>> Start
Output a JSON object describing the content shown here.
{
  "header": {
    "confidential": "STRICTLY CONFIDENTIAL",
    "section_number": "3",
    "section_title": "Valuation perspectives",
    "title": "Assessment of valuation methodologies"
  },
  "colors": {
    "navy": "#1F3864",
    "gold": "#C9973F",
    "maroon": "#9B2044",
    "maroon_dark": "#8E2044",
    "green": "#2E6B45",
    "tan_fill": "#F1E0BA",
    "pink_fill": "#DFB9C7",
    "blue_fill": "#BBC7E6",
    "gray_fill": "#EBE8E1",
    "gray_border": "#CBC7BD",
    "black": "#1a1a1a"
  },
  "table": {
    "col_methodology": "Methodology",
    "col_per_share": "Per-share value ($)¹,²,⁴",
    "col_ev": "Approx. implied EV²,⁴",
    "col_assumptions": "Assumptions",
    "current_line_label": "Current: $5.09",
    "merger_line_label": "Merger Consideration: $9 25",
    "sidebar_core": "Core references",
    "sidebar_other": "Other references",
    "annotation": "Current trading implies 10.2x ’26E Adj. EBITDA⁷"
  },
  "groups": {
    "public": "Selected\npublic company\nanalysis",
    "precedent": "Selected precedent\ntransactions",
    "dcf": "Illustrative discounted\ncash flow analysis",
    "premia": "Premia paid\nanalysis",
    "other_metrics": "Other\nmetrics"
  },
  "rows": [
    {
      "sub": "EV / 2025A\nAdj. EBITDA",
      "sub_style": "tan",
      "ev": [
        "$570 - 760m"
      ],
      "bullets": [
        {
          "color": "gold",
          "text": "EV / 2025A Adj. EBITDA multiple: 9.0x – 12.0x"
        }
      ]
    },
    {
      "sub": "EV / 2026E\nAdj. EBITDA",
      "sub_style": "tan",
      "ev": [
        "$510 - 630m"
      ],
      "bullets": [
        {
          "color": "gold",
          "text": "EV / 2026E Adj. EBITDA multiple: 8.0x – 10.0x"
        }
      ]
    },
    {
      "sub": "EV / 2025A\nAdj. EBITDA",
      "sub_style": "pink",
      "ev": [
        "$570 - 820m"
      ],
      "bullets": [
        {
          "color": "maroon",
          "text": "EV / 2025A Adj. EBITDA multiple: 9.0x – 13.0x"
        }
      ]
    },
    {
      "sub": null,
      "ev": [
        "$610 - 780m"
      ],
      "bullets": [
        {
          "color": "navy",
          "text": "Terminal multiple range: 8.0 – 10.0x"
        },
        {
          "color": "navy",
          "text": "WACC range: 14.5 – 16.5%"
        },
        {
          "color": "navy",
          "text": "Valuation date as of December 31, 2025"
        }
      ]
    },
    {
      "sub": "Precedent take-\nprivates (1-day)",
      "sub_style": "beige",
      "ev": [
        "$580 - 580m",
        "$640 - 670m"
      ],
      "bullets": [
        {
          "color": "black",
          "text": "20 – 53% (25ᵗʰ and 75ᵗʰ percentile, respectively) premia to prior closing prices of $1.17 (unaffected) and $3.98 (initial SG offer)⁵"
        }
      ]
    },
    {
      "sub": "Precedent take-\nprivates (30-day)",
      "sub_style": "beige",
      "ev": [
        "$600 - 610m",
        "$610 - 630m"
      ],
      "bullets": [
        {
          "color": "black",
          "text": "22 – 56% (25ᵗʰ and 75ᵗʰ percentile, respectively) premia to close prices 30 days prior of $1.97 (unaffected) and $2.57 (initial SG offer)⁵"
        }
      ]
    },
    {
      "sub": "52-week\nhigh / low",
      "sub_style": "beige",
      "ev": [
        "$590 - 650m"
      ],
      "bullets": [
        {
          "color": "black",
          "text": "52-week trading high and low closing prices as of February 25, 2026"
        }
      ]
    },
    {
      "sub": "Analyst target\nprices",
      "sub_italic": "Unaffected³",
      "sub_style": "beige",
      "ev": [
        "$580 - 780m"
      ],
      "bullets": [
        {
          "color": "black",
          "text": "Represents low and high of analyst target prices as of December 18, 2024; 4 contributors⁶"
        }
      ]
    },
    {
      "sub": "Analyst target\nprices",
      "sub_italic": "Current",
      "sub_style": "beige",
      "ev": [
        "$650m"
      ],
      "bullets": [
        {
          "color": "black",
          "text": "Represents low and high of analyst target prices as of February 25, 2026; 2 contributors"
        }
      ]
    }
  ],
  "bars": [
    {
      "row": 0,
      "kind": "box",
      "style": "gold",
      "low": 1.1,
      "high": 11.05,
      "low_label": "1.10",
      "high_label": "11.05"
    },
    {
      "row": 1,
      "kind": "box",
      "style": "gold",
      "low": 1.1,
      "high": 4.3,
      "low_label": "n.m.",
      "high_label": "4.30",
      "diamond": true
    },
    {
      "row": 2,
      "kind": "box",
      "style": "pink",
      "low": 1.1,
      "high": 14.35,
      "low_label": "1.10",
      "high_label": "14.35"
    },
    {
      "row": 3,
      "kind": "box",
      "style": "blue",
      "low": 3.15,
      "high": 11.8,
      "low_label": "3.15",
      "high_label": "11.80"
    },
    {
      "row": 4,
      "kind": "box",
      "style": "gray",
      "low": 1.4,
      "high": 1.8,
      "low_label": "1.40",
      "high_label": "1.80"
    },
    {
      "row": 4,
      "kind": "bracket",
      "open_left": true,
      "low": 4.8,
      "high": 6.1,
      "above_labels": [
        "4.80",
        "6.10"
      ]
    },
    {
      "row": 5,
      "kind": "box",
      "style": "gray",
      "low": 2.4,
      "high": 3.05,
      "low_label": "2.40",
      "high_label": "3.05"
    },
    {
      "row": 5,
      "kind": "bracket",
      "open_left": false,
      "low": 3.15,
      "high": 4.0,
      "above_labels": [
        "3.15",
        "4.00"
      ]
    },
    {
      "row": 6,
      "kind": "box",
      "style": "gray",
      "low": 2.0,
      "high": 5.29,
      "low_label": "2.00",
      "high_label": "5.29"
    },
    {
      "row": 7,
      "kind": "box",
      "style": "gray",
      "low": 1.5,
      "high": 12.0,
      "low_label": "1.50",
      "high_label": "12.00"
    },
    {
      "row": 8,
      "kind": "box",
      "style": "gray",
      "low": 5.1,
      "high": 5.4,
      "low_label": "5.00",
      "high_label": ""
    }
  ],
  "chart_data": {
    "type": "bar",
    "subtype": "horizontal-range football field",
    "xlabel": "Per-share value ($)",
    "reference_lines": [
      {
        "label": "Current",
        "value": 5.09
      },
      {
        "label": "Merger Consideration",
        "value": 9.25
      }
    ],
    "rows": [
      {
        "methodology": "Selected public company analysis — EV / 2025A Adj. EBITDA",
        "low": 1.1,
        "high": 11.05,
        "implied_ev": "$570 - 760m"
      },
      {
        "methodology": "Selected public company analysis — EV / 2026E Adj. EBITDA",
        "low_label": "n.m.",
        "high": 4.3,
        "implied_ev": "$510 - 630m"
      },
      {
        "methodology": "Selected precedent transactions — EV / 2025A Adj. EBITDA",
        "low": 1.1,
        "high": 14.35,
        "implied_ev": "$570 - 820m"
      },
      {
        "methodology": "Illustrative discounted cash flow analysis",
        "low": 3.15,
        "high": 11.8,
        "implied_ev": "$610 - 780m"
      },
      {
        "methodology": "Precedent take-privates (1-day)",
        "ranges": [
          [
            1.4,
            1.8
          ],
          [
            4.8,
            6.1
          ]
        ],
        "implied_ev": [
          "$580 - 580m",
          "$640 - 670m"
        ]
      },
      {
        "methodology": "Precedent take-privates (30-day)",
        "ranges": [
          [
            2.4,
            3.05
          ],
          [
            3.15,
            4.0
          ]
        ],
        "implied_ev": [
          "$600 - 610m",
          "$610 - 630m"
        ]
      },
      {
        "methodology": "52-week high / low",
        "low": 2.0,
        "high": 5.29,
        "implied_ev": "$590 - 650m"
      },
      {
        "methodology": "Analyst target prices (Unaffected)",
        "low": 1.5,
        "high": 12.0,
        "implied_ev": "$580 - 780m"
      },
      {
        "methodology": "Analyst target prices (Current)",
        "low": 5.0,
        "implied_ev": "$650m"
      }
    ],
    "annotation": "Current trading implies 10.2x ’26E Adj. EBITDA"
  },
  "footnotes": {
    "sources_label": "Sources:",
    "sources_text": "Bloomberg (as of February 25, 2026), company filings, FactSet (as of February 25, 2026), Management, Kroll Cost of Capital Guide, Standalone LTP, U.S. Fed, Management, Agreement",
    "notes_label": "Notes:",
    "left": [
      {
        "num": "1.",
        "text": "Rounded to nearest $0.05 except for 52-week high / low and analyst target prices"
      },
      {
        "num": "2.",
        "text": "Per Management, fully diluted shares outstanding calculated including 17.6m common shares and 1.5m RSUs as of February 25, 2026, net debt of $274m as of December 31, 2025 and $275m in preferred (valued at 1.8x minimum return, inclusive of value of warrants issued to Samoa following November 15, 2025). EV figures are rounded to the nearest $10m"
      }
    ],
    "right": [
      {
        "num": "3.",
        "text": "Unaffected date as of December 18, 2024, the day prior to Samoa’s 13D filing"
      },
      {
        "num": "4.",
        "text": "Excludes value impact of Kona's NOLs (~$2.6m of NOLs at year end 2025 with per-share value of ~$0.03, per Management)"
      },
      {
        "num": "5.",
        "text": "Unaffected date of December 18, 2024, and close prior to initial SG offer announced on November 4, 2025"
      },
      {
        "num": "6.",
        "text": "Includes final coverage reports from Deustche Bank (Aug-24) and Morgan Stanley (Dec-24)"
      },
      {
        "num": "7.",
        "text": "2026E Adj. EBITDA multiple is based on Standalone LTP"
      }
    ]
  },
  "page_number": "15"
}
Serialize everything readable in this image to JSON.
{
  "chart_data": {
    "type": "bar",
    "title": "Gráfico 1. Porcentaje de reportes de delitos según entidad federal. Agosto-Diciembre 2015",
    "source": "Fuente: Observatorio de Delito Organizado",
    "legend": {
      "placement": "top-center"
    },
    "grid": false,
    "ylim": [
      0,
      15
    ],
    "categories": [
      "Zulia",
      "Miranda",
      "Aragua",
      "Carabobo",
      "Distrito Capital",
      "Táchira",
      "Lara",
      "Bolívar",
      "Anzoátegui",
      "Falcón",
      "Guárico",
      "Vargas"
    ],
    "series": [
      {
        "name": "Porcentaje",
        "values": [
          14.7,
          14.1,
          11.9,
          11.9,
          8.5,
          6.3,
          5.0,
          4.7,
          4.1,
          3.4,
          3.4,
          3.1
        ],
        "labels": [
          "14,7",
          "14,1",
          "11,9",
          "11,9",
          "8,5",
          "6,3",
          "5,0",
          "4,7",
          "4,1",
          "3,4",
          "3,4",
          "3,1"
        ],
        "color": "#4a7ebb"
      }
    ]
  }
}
>> End
▸ Goal
Locate "Serialize everything readable" in the data above. Then repeat, exactly, its line and each line after it through the last, adding nothing.

▸ Completed task
Serialize everything readable in this image to JSON.
{
  "chart_data": {
    "type": "bar",
    "title": "Gráfico 1. Porcentaje de reportes de delitos según entidad federal. Agosto-Diciembre 2015",
    "source": "Fuente: Observatorio de Delito Organizado",
    "legend": {
      "placement": "top-center"
    },
    "grid": false,
    "ylim": [
      0,
      15
    ],
    "categories": [
      "Zulia",
      "Miranda",
      "Aragua",
      "Carabobo",
      "Distrito Capital",
      "Táchira",
      "Lara",
      "Bolívar",
      "Anzoátegui",
      "Falcón",
      "Guárico",
      "Vargas"
    ],
    "series": [
      {
        "name": "Porcentaje",
        "values": [
          14.7,
          14.1,
          11.9,
          11.9,
          8.5,
          6.3,
          5.0,
          4.7,
          4.1,
          3.4,
          3.4,
          3.1
        ],
        "labels": [
          "14,7",
          "14,1",
          "11,9",
          "11,9",
          "8,5",
          "6,3",
          "5,0",
          "4,7",
          "4,1",
          "3,4",
          "3,4",
          "3,1"
        ],
        "color": "#4a7ebb"
      }
    ]
  }
}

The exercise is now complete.